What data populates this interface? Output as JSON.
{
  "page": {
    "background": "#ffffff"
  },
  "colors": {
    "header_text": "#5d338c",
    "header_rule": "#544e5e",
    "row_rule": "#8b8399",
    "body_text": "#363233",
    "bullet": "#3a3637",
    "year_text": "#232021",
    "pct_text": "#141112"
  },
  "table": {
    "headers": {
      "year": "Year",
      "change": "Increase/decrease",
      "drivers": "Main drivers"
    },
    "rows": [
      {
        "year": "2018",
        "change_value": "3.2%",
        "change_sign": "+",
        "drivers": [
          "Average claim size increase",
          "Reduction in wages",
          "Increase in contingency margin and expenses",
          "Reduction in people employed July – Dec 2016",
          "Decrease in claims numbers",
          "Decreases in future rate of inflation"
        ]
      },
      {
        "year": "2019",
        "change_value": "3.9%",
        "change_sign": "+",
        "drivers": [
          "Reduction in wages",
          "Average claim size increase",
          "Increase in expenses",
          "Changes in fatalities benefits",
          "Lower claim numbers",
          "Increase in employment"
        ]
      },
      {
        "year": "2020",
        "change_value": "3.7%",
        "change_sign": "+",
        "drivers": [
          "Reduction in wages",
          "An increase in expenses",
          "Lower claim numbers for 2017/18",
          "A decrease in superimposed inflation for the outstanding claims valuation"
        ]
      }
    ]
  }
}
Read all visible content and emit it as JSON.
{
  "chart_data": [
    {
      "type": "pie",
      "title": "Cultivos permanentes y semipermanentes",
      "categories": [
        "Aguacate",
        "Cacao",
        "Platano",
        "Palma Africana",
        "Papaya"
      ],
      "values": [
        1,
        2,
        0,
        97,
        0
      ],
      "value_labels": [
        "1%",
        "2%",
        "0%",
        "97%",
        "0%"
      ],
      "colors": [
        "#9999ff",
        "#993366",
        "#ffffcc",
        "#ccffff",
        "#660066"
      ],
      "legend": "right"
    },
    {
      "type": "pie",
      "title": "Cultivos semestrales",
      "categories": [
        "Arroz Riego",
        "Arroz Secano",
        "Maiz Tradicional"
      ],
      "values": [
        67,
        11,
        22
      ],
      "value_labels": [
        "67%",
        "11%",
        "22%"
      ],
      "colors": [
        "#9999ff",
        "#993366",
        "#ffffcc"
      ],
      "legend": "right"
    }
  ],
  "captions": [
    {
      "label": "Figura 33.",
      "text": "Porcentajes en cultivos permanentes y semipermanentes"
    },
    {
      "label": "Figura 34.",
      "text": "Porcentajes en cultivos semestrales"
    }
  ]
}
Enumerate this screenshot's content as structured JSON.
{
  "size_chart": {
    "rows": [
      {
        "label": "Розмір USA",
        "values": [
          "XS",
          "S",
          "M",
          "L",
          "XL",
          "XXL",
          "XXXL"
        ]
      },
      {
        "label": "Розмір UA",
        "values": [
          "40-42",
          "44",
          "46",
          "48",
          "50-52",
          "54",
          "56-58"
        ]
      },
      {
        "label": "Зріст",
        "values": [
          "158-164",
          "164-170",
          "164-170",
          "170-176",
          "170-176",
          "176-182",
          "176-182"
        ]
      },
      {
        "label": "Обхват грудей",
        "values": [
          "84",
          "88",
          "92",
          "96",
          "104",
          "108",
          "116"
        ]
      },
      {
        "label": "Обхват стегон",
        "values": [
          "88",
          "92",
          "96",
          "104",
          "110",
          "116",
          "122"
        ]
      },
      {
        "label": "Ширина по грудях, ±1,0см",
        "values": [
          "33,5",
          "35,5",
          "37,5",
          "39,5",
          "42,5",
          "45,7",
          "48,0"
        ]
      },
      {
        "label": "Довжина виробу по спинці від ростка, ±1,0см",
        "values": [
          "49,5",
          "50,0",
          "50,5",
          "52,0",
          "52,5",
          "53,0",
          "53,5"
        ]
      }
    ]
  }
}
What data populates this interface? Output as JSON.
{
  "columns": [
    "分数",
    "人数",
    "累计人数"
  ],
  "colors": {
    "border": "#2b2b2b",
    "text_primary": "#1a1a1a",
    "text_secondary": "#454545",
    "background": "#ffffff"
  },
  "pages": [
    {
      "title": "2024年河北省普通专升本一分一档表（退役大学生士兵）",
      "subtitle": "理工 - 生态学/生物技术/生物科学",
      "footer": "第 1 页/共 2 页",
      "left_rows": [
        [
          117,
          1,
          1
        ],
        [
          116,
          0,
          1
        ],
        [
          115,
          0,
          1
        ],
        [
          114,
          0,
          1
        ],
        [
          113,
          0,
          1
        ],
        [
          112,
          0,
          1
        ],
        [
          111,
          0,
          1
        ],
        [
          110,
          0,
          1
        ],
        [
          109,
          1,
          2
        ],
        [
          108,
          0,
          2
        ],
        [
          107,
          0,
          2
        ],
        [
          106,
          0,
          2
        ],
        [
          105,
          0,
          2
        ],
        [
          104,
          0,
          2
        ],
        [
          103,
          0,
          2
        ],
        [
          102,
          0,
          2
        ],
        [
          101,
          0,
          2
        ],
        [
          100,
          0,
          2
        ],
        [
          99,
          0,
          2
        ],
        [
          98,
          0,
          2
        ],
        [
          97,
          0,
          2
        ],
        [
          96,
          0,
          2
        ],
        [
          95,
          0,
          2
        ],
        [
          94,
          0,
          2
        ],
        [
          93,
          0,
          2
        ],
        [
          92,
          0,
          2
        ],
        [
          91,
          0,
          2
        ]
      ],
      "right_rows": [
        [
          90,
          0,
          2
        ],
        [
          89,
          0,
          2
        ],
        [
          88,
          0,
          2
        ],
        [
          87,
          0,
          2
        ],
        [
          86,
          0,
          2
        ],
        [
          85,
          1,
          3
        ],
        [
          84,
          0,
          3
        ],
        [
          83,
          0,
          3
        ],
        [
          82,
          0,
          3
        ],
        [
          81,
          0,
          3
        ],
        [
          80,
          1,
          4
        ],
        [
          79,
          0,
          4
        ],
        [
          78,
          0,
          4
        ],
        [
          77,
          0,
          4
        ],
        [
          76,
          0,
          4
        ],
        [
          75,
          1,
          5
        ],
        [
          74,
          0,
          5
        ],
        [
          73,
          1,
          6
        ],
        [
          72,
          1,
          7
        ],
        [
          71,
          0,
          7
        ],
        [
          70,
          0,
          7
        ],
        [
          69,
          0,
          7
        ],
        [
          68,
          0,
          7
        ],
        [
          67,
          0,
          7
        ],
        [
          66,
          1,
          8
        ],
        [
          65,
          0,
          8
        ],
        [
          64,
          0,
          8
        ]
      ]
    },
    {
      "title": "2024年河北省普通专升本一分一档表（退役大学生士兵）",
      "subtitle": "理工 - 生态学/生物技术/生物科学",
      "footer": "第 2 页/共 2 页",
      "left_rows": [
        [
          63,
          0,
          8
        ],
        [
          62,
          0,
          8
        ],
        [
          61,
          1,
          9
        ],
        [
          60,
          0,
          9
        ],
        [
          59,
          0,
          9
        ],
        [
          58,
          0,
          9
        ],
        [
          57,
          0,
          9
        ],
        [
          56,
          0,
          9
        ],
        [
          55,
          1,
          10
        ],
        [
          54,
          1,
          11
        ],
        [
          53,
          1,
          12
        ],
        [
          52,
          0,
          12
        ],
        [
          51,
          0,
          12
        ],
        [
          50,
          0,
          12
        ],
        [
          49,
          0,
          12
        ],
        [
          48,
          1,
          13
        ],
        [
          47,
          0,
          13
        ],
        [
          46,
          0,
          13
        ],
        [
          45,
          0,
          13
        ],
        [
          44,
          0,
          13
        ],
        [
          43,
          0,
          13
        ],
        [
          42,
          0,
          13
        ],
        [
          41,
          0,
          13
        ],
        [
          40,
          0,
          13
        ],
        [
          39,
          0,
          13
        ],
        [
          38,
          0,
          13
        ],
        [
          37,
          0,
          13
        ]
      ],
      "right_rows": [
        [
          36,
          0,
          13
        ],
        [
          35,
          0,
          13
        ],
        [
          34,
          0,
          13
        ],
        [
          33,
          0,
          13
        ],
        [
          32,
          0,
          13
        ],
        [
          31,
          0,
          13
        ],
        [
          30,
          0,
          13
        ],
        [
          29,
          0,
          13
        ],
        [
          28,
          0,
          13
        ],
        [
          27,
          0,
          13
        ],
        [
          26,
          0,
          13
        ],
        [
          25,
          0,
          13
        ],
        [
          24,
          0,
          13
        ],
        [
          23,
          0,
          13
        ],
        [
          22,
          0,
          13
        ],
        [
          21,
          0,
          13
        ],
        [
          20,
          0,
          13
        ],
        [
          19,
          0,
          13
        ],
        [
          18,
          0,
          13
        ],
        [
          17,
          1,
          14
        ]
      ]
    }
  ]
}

______

DESCRIPTION OF THE TASK
Search the data above for lines holding "Lower" and copy each of them.

RESPONSE FOR THIS EXERCISE
          "Lower claim numbers",
          "Lower claim numbers for 2017/18",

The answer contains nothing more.